Exercise directions: Reproduce every entry below precisely. Pictures are excluded from the copy.
▼
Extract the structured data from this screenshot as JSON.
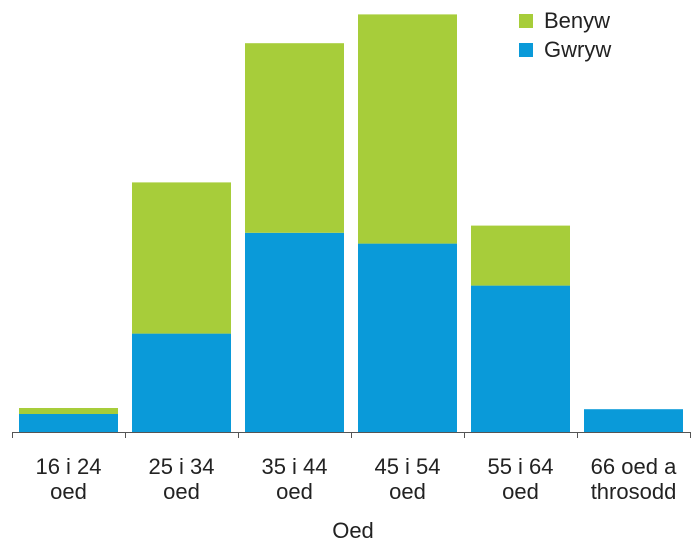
{
  "chart_data": {
    "type": "bar",
    "stacked": true,
    "categories": [
      [
        "16 i 24",
        "oed"
      ],
      [
        "25 i 34",
        "oed"
      ],
      [
        "35 i 44",
        "oed"
      ],
      [
        "45 i 54",
        "oed"
      ],
      [
        "55 i 64",
        "oed"
      ],
      [
        "66 oed a",
        "throsodd"
      ]
    ],
    "series": [
      {
        "name": "Gwryw",
        "color": "#0a9ad9",
        "values": [
          15,
          82,
          166,
          157,
          122,
          19
        ]
      },
      {
        "name": "Benyw",
        "color": "#a7cd3a",
        "values": [
          5,
          126,
          158,
          191,
          50,
          0
        ]
      }
    ],
    "title": "",
    "xlabel": "Oed",
    "ylabel": "",
    "ylim": [
      0,
      360
    ],
    "grid": false,
    "legend_position": "top-right"
  }
}
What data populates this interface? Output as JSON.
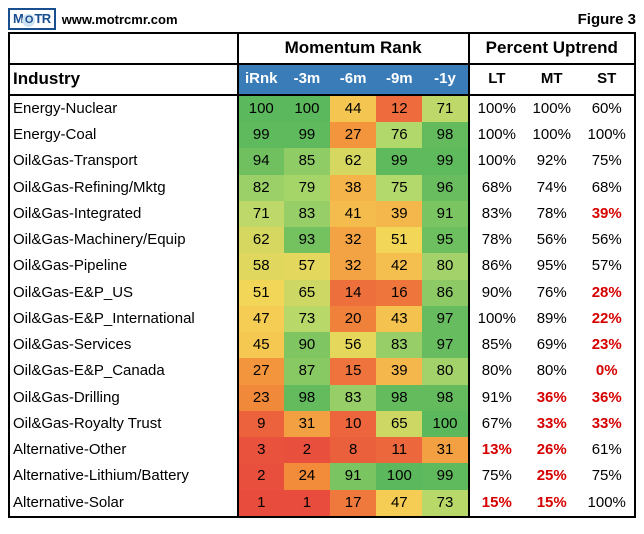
{
  "header": {
    "logo_text": "MOTR",
    "website": "www.motrcmr.com",
    "figure_label": "Figure 3"
  },
  "table": {
    "industry_header": "Industry",
    "sections": {
      "momentum": {
        "label": "Momentum Rank",
        "cols": [
          "iRnk",
          "-3m",
          "-6m",
          "-9m",
          "-1y"
        ]
      },
      "percent": {
        "label": "Percent Uptrend",
        "cols": [
          "LT",
          "MT",
          "ST"
        ]
      }
    },
    "heatmap_stops": [
      {
        "v": 1,
        "c": "#e84c3d"
      },
      {
        "v": 25,
        "c": "#f28f3b"
      },
      {
        "v": 50,
        "c": "#f5d657"
      },
      {
        "v": 75,
        "c": "#b3d96c"
      },
      {
        "v": 100,
        "c": "#5cb85c"
      }
    ],
    "pct_red_threshold": 40,
    "rows": [
      {
        "name": "Energy-Nuclear",
        "mom": [
          100,
          100,
          44,
          12,
          71
        ],
        "pct": [
          100,
          100,
          60
        ]
      },
      {
        "name": "Energy-Coal",
        "mom": [
          99,
          99,
          27,
          76,
          98
        ],
        "pct": [
          100,
          100,
          100
        ]
      },
      {
        "name": "Oil&Gas-Transport",
        "mom": [
          94,
          85,
          62,
          99,
          99
        ],
        "pct": [
          100,
          92,
          75
        ]
      },
      {
        "name": "Oil&Gas-Refining/Mktg",
        "mom": [
          82,
          79,
          38,
          75,
          96
        ],
        "pct": [
          68,
          74,
          68
        ]
      },
      {
        "name": "Oil&Gas-Integrated",
        "mom": [
          71,
          83,
          41,
          39,
          91
        ],
        "pct": [
          83,
          78,
          39
        ]
      },
      {
        "name": "Oil&Gas-Machinery/Equip",
        "mom": [
          62,
          93,
          32,
          51,
          95
        ],
        "pct": [
          78,
          56,
          56
        ]
      },
      {
        "name": "Oil&Gas-Pipeline",
        "mom": [
          58,
          57,
          32,
          42,
          80
        ],
        "pct": [
          86,
          95,
          57
        ]
      },
      {
        "name": "Oil&Gas-E&P_US",
        "mom": [
          51,
          65,
          14,
          16,
          86
        ],
        "pct": [
          90,
          76,
          28
        ]
      },
      {
        "name": "Oil&Gas-E&P_International",
        "mom": [
          47,
          73,
          20,
          43,
          97
        ],
        "pct": [
          100,
          89,
          22
        ]
      },
      {
        "name": "Oil&Gas-Services",
        "mom": [
          45,
          90,
          56,
          83,
          97
        ],
        "pct": [
          85,
          69,
          23
        ]
      },
      {
        "name": "Oil&Gas-E&P_Canada",
        "mom": [
          27,
          87,
          15,
          39,
          80
        ],
        "pct": [
          80,
          80,
          0
        ]
      },
      {
        "name": "Oil&Gas-Drilling",
        "mom": [
          23,
          98,
          83,
          98,
          98
        ],
        "pct": [
          91,
          36,
          36
        ]
      },
      {
        "name": "Oil&Gas-Royalty Trust",
        "mom": [
          9,
          31,
          10,
          65,
          100
        ],
        "pct": [
          67,
          33,
          33
        ]
      },
      {
        "name": "Alternative-Other",
        "mom": [
          3,
          2,
          8,
          11,
          31
        ],
        "pct": [
          13,
          26,
          61
        ]
      },
      {
        "name": "Alternative-Lithium/Battery",
        "mom": [
          2,
          24,
          91,
          100,
          99
        ],
        "pct": [
          75,
          25,
          75
        ]
      },
      {
        "name": "Alternative-Solar",
        "mom": [
          1,
          1,
          17,
          47,
          73
        ],
        "pct": [
          15,
          15,
          100
        ]
      }
    ]
  }
}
▲
In response:
Extract the structured data from this screenshot as JSON.
{
  "chart_data": {
    "type": "bar",
    "stacked": true,
    "categories": [
      [
        "16 i 24",
        "oed"
      ],
      [
        "25 i 34",
        "oed"
      ],
      [
        "35 i 44",
        "oed"
      ],
      [
        "45 i 54",
        "oed"
      ],
      [
        "55 i 64",
        "oed"
      ],
      [
        "66 oed a",
        "throsodd"
      ]
    ],
    "series": [
      {
        "name": "Gwryw",
        "color": "#0a9ad9",
        "values": [
          15,
          82,
          166,
          157,
          122,
          19
        ]
      },
      {
        "name": "Benyw",
        "color": "#a7cd3a",
        "values": [
          5,
          126,
          158,
          191,
          50,
          0
        ]
      }
    ],
    "title": "",
    "xlabel": "Oed",
    "ylabel": "",
    "ylim": [
      0,
      360
    ],
    "grid": false,
    "legend_position": "top-right"
  }
}
What data populates this interface? Output as JSON.
{
  "header": {
    "logo_text": "MOTR",
    "website": "www.motrcmr.com",
    "figure_label": "Figure 3"
  },
  "table": {
    "industry_header": "Industry",
    "sections": {
      "momentum": {
        "label": "Momentum Rank",
        "cols": [
          "iRnk",
          "-3m",
          "-6m",
          "-9m",
          "-1y"
        ]
      },
      "percent": {
        "label": "Percent Uptrend",
        "cols": [
          "LT",
          "MT",
          "ST"
        ]
      }
    },
    "heatmap_stops": [
      {
        "v": 1,
        "c": "#e84c3d"
      },
      {
        "v": 25,
        "c": "#f28f3b"
      },
      {
        "v": 50,
        "c": "#f5d657"
      },
      {
        "v": 75,
        "c": "#b3d96c"
      },
      {
        "v": 100,
        "c": "#5cb85c"
      }
    ],
    "pct_red_threshold": 40,
    "rows": [
      {
        "name": "Energy-Nuclear",
        "mom": [
          100,
          100,
          44,
          12,
          71
        ],
        "pct": [
          100,
          100,
          60
        ]
      },
      {
        "name": "Energy-Coal",
        "mom": [
          99,
          99,
          27,
          76,
          98
        ],
        "pct": [
          100,
          100,
          100
        ]
      },
      {
        "name": "Oil&Gas-Transport",
        "mom": [
          94,
          85,
          62,
          99,
          99
        ],
        "pct": [
          100,
          92,
          75
        ]
      },
      {
        "name": "Oil&Gas-Refining/Mktg",
        "mom": [
          82,
          79,
          38,
          75,
          96
        ],
        "pct": [
          68,
          74,
          68
        ]
      },
      {
        "name": "Oil&Gas-Integrated",
        "mom": [
          71,
          83,
          41,
          39,
          91
        ],
        "pct": [
          83,
          78,
          39
        ]
      },
      {
        "name": "Oil&Gas-Machinery/Equip",
        "mom": [
          62,
          93,
          32,
          51,
          95
        ],
        "pct": [
          78,
          56,
          56
        ]
      },
      {
        "name": "Oil&Gas-Pipeline",
        "mom": [
          58,
          57,
          32,
          42,
          80
        ],
        "pct": [
          86,
          95,
          57
        ]
      },
      {
        "name": "Oil&Gas-E&P_US",
        "mom": [
          51,
          65,
          14,
          16,
          86
        ],
        "pct": [
          90,
          76,
          28
        ]
      },
      {
        "name": "Oil&Gas-E&P_International",
        "mom": [
          47,
          73,
          20,
          43,
          97
        ],
        "pct": [
          100,
          89,
          22
        ]
      },
      {
        "name": "Oil&Gas-Services",
        "mom": [
          45,
          90,
          56,
          83,
          97
        ],
        "pct": [
          85,
          69,
          23
        ]
      },
      {
        "name": "Oil&Gas-E&P_Canada",
        "mom": [
          27,
          87,
          15,
          39,
          80
        ],
        "pct": [
          80,
          80,
          0
        ]
      },
      {
        "name": "Oil&Gas-Drilling",
        "mom": [
          23,
          98,
          83,
          98,
          98
        ],
        "pct": [
          91,
          36,
          36
        ]
      },
      {
        "name": "Oil&Gas-Royalty Trust",
        "mom": [
          9,
          31,
          10,
          65,
          100
        ],
        "pct": [
          67,
          33,
          33
        ]
      },
      {
        "name": "Alternative-Other",
        "mom": [
          3,
          2,
          8,
          11,
          31
        ],
        "pct": [
          13,
          26,
          61
        ]
      },
      {
        "name": "Alternative-Lithium/Battery",
        "mom": [
          2,
          24,
          91,
          100,
          99
        ],
        "pct": [
          75,
          25,
          75
        ]
      },
      {
        "name": "Alternative-Solar",
        "mom": [
          1,
          1,
          17,
          47,
          73
        ],
        "pct": [
          15,
          15,
          100
        ]
      }
    ]
  }
}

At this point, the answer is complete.